_EXERCISE GOAL_
Below is a block of records; return all of them exactly, but without the images.

_SUPPLIED ENTRIES_
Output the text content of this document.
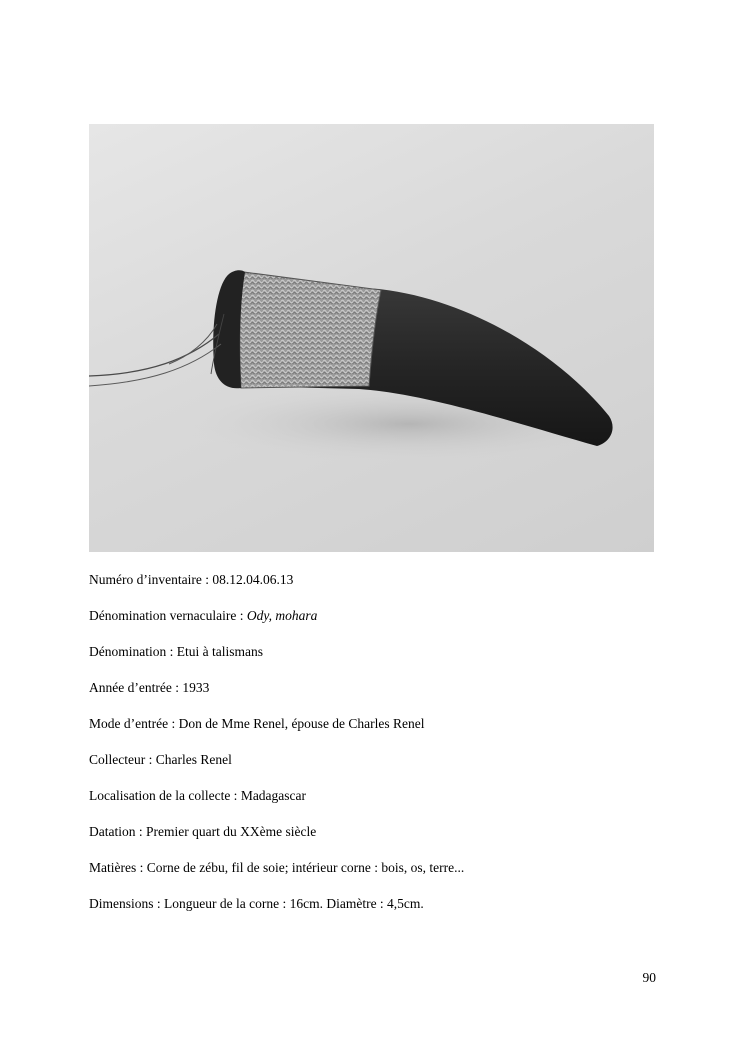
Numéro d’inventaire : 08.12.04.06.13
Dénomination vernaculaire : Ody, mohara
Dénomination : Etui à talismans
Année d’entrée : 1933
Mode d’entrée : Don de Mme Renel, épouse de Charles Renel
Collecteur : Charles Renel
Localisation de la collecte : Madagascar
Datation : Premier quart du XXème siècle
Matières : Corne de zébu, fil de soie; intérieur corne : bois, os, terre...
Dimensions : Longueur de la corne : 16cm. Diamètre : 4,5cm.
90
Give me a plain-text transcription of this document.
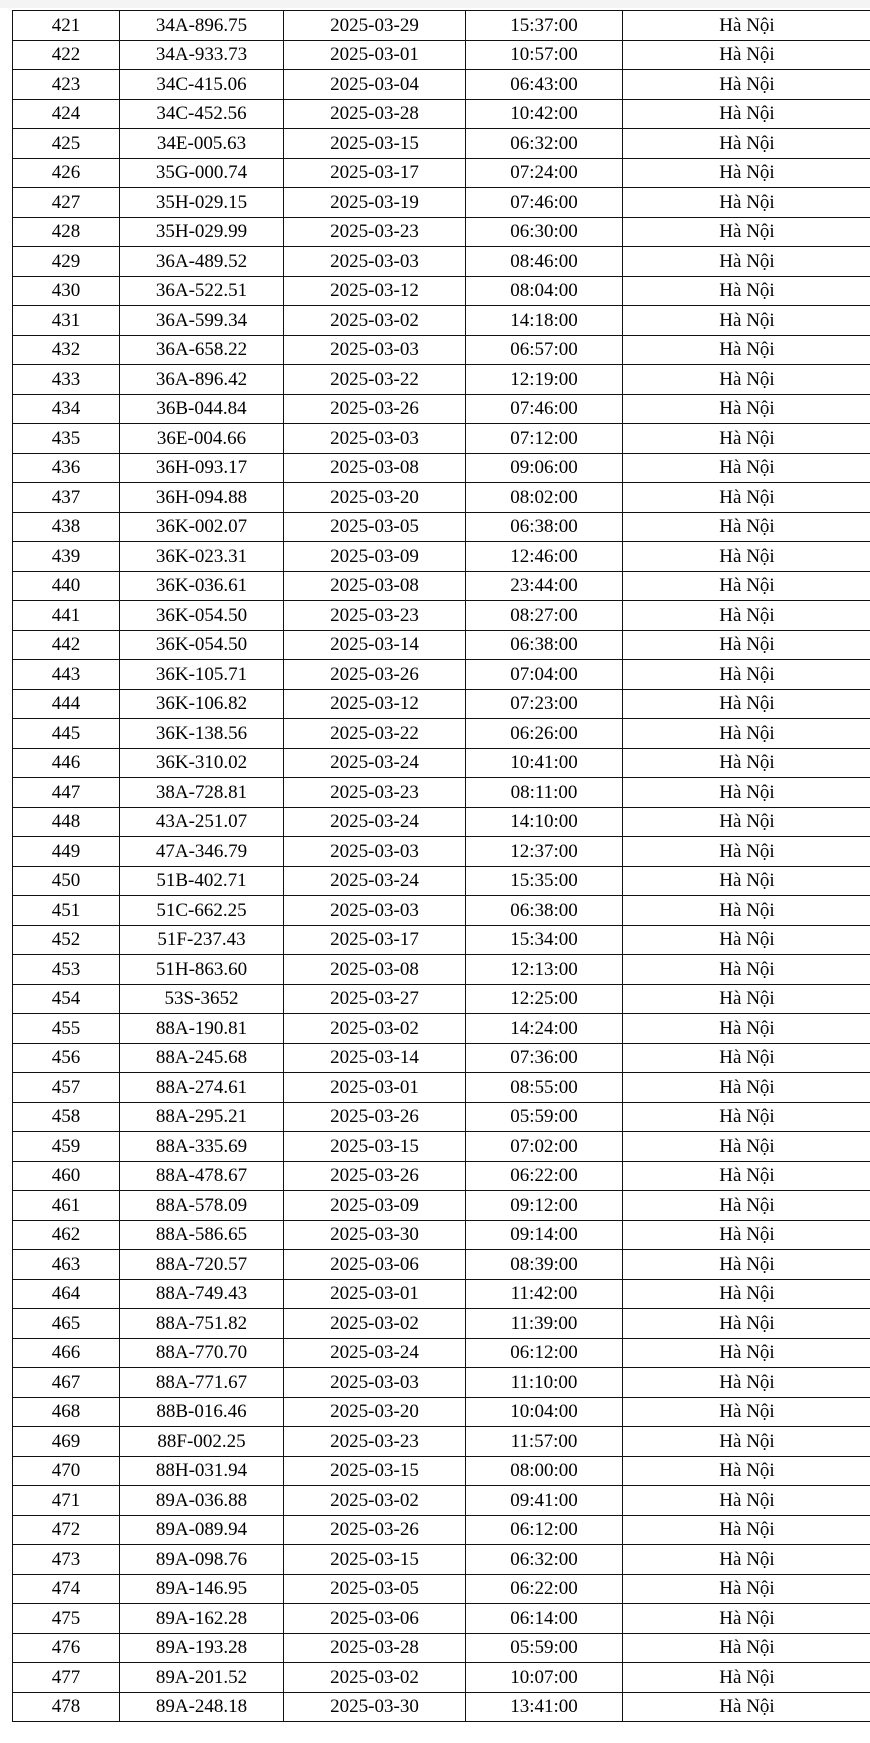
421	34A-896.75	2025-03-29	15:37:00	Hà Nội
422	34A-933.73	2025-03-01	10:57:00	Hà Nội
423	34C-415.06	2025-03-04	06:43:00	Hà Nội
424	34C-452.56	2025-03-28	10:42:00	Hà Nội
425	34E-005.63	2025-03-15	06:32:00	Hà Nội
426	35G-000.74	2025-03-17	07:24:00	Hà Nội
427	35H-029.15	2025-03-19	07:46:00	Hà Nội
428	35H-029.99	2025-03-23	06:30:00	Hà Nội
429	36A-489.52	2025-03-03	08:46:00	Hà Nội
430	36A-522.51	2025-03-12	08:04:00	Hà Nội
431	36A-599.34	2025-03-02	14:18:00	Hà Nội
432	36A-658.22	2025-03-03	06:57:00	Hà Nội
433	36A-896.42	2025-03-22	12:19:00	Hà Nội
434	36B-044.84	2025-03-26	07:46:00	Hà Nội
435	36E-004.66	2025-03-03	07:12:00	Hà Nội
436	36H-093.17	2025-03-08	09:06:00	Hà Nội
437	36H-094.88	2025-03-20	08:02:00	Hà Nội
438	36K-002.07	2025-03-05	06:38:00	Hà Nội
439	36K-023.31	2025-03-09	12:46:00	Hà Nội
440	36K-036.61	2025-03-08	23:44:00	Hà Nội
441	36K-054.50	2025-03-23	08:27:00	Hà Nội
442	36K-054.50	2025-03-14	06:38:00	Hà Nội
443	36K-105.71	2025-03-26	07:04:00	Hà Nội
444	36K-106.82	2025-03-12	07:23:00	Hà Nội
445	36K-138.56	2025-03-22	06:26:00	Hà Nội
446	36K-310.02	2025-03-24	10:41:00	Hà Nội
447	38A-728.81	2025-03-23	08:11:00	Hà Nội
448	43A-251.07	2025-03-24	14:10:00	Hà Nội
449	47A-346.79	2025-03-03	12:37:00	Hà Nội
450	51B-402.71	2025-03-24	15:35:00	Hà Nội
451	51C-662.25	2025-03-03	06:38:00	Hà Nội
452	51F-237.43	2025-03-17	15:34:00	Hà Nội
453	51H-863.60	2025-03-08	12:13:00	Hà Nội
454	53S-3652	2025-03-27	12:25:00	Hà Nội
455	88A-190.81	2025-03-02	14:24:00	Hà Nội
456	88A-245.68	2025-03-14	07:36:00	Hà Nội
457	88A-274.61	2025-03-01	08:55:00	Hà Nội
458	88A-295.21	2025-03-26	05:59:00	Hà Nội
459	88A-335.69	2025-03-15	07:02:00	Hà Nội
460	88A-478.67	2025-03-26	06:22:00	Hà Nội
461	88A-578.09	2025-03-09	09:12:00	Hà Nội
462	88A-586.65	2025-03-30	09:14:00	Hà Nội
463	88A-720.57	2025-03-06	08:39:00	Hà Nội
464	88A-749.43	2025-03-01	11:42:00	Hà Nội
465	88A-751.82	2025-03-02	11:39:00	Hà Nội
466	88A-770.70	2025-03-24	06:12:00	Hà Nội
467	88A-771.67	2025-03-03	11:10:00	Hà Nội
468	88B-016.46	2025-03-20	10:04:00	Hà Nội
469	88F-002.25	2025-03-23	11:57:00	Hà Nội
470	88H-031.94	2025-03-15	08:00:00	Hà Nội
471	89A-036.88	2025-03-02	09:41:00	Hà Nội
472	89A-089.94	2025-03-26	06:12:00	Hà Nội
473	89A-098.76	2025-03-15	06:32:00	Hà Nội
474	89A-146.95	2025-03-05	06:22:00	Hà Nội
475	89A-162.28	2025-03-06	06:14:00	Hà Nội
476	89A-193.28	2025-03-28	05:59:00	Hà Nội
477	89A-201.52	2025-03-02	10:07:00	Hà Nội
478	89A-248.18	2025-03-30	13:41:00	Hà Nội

_RESULT_
Output the text content of this document.
Numéro d’inventaire : 08.12.04.06.13
Dénomination vernaculaire : Ody, mohara
Dénomination : Etui à talismans
Année d’entrée : 1933
Mode d’entrée : Don de Mme Renel, épouse de Charles Renel
Collecteur : Charles Renel
Localisation de la collecte : Madagascar
Datation : Premier quart du XXème siècle
Matières : Corne de zébu, fil de soie; intérieur corne : bois, os, terre...
Dimensions : Longueur de la corne : 16cm. Diamètre : 4,5cm.
90
Give me a plain-text transcription of this document.
421	34A-896.75	2025-03-29	15:37:00	Hà Nội
422	34A-933.73	2025-03-01	10:57:00	Hà Nội
423	34C-415.06	2025-03-04	06:43:00	Hà Nội
424	34C-452.56	2025-03-28	10:42:00	Hà Nội
425	34E-005.63	2025-03-15	06:32:00	Hà Nội
426	35G-000.74	2025-03-17	07:24:00	Hà Nội
427	35H-029.15	2025-03-19	07:46:00	Hà Nội
428	35H-029.99	2025-03-23	06:30:00	Hà Nội
429	36A-489.52	2025-03-03	08:46:00	Hà Nội
430	36A-522.51	2025-03-12	08:04:00	Hà Nội
431	36A-599.34	2025-03-02	14:18:00	Hà Nội
432	36A-658.22	2025-03-03	06:57:00	Hà Nội
433	36A-896.42	2025-03-22	12:19:00	Hà Nội
434	36B-044.84	2025-03-26	07:46:00	Hà Nội
435	36E-004.66	2025-03-03	07:12:00	Hà Nội
436	36H-093.17	2025-03-08	09:06:00	Hà Nội
437	36H-094.88	2025-03-20	08:02:00	Hà Nội
438	36K-002.07	2025-03-05	06:38:00	Hà Nội
439	36K-023.31	2025-03-09	12:46:00	Hà Nội
440	36K-036.61	2025-03-08	23:44:00	Hà Nội
441	36K-054.50	2025-03-23	08:27:00	Hà Nội
442	36K-054.50	2025-03-14	06:38:00	Hà Nội
443	36K-105.71	2025-03-26	07:04:00	Hà Nội
444	36K-106.82	2025-03-12	07:23:00	Hà Nội
445	36K-138.56	2025-03-22	06:26:00	Hà Nội
446	36K-310.02	2025-03-24	10:41:00	Hà Nội
447	38A-728.81	2025-03-23	08:11:00	Hà Nội
448	43A-251.07	2025-03-24	14:10:00	Hà Nội
449	47A-346.79	2025-03-03	12:37:00	Hà Nội
450	51B-402.71	2025-03-24	15:35:00	Hà Nội
451	51C-662.25	2025-03-03	06:38:00	Hà Nội
452	51F-237.43	2025-03-17	15:34:00	Hà Nội
453	51H-863.60	2025-03-08	12:13:00	Hà Nội
454	53S-3652	2025-03-27	12:25:00	Hà Nội
455	88A-190.81	2025-03-02	14:24:00	Hà Nội
456	88A-245.68	2025-03-14	07:36:00	Hà Nội
457	88A-274.61	2025-03-01	08:55:00	Hà Nội
458	88A-295.21	2025-03-26	05:59:00	Hà Nội
459	88A-335.69	2025-03-15	07:02:00	Hà Nội
460	88A-478.67	2025-03-26	06:22:00	Hà Nội
461	88A-578.09	2025-03-09	09:12:00	Hà Nội
462	88A-586.65	2025-03-30	09:14:00	Hà Nội
463	88A-720.57	2025-03-06	08:39:00	Hà Nội
464	88A-749.43	2025-03-01	11:42:00	Hà Nội
465	88A-751.82	2025-03-02	11:39:00	Hà Nội
466	88A-770.70	2025-03-24	06:12:00	Hà Nội
467	88A-771.67	2025-03-03	11:10:00	Hà Nội
468	88B-016.46	2025-03-20	10:04:00	Hà Nội
469	88F-002.25	2025-03-23	11:57:00	Hà Nội
470	88H-031.94	2025-03-15	08:00:00	Hà Nội
471	89A-036.88	2025-03-02	09:41:00	Hà Nội
472	89A-089.94	2025-03-26	06:12:00	Hà Nội
473	89A-098.76	2025-03-15	06:32:00	Hà Nội
474	89A-146.95	2025-03-05	06:22:00	Hà Nội
475	89A-162.28	2025-03-06	06:14:00	Hà Nội
476	89A-193.28	2025-03-28	05:59:00	Hà Nội
477	89A-201.52	2025-03-02	10:07:00	Hà Nội
478	89A-248.18	2025-03-30	13:41:00	Hà Nội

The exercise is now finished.